§ GIVEN PROBLEM: Filter the records below and copy every line containing the word "will".
• • • •
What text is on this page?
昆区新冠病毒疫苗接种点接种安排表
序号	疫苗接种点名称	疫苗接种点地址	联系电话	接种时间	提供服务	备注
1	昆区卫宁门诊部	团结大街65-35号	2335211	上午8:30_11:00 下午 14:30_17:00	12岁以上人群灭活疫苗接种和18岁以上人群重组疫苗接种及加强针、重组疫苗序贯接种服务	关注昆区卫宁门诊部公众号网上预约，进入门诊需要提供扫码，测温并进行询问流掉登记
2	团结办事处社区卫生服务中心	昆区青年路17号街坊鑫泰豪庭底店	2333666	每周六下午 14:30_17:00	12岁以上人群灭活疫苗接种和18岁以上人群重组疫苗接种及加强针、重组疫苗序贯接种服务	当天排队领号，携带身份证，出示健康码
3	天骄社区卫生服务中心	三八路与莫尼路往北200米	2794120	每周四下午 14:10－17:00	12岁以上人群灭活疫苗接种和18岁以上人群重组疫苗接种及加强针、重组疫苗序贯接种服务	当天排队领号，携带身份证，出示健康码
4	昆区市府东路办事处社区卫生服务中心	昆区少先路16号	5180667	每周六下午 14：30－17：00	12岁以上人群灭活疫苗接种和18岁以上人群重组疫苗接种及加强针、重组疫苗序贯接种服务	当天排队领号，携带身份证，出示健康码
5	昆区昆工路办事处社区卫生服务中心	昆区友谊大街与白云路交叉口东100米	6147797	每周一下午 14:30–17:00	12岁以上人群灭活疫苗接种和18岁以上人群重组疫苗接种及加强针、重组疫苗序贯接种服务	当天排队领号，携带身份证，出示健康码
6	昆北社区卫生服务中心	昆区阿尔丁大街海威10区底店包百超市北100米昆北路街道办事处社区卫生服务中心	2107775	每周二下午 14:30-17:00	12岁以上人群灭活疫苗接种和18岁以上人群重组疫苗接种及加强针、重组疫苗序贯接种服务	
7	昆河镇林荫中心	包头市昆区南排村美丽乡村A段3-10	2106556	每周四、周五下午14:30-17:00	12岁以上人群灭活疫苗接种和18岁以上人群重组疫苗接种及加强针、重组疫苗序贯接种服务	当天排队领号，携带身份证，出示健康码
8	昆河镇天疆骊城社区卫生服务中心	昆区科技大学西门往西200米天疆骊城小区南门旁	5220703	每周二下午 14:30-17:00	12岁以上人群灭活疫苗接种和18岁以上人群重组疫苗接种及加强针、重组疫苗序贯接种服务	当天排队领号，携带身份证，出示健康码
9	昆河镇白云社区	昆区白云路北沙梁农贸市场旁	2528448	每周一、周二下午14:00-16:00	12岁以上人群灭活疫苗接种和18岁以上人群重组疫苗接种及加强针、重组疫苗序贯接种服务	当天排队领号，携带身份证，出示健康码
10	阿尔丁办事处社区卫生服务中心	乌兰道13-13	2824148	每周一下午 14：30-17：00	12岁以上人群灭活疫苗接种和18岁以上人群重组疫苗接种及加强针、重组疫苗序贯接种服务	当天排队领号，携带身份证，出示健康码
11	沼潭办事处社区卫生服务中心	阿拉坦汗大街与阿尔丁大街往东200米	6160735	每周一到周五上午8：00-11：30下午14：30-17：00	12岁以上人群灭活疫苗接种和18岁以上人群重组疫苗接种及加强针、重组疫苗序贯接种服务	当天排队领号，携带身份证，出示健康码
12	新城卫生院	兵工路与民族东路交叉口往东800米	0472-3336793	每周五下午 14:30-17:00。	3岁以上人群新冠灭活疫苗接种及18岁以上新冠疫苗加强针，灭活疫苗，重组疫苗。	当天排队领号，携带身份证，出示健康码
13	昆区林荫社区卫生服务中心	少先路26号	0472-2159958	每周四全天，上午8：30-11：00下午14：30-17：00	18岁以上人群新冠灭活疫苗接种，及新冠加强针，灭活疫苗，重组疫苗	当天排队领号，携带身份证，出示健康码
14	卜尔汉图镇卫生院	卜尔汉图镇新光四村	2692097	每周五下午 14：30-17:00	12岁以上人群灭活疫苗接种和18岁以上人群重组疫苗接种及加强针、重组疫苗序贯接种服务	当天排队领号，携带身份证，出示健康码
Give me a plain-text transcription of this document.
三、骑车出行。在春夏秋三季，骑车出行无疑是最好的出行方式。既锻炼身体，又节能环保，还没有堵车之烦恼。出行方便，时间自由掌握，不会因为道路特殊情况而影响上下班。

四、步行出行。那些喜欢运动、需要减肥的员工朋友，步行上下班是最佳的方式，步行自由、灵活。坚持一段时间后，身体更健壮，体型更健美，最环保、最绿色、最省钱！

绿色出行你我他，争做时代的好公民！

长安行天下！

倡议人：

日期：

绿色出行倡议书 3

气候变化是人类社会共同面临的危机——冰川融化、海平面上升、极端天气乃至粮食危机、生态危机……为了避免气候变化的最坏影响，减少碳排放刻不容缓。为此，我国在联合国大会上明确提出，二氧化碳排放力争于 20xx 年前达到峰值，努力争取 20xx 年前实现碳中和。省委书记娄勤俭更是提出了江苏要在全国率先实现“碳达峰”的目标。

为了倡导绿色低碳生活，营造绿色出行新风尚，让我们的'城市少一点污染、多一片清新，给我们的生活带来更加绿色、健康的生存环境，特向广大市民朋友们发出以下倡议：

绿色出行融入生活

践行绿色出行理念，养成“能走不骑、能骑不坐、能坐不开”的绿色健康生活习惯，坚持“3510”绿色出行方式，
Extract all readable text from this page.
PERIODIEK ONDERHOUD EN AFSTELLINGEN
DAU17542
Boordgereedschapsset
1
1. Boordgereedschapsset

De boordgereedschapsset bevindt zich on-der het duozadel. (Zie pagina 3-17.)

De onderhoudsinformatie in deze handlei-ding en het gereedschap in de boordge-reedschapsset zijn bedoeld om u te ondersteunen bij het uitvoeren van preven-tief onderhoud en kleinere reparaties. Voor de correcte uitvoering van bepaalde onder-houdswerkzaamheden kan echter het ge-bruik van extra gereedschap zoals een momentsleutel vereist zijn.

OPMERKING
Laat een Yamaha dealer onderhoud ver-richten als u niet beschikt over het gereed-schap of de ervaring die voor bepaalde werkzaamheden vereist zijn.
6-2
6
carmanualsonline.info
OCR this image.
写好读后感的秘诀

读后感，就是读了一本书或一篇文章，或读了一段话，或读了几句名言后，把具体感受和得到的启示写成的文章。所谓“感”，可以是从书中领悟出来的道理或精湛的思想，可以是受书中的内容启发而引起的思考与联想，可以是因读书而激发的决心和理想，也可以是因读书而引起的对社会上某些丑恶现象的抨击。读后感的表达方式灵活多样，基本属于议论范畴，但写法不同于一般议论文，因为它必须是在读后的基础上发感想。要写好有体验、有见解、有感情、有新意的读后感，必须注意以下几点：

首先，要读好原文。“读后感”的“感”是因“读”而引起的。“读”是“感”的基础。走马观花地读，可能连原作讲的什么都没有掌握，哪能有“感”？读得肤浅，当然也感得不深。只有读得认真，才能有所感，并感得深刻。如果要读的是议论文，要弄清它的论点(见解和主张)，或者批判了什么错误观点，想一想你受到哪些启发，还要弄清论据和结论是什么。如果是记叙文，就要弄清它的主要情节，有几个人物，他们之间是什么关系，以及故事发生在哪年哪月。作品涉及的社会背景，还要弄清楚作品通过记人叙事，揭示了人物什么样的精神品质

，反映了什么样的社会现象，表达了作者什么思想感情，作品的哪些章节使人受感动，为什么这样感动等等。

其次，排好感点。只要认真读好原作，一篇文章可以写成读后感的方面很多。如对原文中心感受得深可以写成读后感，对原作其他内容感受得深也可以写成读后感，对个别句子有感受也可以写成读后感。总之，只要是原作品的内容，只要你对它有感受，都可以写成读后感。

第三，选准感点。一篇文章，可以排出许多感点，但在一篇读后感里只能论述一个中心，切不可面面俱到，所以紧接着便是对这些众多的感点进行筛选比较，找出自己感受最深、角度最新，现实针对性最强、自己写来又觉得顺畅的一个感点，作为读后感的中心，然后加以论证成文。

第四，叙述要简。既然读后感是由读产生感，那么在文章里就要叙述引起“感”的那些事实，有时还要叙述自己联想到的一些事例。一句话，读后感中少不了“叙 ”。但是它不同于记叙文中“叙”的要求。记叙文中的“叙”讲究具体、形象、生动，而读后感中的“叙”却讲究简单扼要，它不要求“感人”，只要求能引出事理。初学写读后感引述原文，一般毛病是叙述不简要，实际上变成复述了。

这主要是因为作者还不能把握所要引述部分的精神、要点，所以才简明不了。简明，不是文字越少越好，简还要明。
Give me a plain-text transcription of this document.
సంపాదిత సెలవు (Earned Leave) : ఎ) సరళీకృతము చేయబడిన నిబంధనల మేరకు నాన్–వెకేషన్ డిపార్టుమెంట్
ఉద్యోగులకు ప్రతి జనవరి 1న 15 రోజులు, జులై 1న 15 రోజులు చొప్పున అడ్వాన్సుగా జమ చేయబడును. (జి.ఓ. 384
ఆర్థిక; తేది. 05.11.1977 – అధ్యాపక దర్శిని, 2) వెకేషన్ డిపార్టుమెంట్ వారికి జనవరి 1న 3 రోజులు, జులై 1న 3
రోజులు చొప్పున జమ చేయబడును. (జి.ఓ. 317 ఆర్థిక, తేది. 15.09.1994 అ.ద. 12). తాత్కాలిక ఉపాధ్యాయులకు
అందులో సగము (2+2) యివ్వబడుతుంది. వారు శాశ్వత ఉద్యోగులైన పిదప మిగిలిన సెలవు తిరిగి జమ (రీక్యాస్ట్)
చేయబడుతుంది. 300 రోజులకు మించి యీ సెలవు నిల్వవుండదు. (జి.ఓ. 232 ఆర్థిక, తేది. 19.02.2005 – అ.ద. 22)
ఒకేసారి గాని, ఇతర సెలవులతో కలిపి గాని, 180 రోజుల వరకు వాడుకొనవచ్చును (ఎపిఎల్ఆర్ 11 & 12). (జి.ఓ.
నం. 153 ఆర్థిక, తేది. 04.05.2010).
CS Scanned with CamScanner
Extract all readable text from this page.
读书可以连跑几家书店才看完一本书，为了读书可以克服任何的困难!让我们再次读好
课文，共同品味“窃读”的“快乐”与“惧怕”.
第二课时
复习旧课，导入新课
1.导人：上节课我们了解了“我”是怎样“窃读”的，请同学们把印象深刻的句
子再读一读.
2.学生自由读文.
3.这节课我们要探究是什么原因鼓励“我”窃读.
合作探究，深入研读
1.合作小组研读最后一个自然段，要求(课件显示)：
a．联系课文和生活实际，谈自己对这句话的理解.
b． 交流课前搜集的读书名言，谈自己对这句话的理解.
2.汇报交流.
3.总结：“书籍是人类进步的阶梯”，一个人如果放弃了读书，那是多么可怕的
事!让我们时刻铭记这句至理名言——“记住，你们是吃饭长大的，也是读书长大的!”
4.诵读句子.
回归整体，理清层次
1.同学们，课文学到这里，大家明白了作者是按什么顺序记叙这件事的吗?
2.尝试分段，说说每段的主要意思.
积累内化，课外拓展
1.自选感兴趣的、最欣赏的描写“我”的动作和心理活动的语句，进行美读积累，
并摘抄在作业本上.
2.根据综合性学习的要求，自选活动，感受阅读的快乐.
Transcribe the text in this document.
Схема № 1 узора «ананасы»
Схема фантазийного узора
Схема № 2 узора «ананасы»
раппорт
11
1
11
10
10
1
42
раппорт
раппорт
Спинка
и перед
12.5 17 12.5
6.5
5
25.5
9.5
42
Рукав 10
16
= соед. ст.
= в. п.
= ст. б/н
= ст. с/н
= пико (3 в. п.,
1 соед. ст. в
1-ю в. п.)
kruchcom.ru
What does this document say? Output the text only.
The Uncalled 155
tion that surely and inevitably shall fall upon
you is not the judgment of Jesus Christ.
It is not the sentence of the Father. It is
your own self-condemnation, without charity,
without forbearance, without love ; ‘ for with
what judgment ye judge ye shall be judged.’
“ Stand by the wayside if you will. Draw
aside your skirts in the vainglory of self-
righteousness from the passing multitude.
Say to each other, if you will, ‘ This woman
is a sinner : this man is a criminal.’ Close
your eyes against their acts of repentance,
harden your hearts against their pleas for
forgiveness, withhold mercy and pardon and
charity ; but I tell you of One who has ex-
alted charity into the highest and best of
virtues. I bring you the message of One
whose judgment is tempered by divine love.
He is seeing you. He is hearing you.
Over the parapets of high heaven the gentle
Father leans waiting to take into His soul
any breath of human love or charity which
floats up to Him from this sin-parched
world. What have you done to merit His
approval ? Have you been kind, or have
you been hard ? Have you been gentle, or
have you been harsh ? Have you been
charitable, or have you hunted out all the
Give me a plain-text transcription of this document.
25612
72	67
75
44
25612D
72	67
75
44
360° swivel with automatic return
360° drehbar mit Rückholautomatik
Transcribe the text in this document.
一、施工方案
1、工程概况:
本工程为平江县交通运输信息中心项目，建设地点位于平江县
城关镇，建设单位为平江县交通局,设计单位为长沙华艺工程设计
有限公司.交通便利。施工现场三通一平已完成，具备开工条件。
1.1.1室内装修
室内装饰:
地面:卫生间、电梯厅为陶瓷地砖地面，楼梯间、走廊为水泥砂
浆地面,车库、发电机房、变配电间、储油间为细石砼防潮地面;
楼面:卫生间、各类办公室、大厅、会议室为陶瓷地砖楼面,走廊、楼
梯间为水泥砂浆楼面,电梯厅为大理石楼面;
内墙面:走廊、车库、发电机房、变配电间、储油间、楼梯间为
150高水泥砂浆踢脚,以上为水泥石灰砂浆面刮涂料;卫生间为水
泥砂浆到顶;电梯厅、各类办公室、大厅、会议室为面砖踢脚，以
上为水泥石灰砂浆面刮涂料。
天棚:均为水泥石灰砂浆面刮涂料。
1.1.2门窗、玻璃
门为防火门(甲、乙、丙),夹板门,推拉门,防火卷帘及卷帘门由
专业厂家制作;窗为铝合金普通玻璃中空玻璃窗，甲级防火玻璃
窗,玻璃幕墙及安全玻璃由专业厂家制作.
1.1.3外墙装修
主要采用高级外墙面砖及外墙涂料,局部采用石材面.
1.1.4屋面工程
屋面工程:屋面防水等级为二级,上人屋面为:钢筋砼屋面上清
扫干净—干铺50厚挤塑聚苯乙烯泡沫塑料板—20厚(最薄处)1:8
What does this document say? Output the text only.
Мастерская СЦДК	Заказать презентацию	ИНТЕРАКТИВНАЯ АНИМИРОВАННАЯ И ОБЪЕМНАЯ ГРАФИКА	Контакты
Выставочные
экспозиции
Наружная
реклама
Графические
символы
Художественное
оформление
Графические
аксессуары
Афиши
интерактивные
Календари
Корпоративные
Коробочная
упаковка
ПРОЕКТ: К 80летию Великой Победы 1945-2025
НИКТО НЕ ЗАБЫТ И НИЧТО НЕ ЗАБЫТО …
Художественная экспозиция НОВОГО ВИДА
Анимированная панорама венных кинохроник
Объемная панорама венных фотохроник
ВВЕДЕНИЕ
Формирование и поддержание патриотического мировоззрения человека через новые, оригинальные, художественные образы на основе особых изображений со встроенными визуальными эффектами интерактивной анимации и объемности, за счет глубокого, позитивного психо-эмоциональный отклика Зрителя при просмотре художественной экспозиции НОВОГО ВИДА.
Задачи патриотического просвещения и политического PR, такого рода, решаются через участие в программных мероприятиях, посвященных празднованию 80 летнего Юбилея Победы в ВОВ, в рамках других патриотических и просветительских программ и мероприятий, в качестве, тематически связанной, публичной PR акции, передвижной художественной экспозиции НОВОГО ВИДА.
• • • •
§ RESULT OF THIS TASK:
“ Stand by the wayside if you will. Draw
Say to each other, if you will, ‘ This woman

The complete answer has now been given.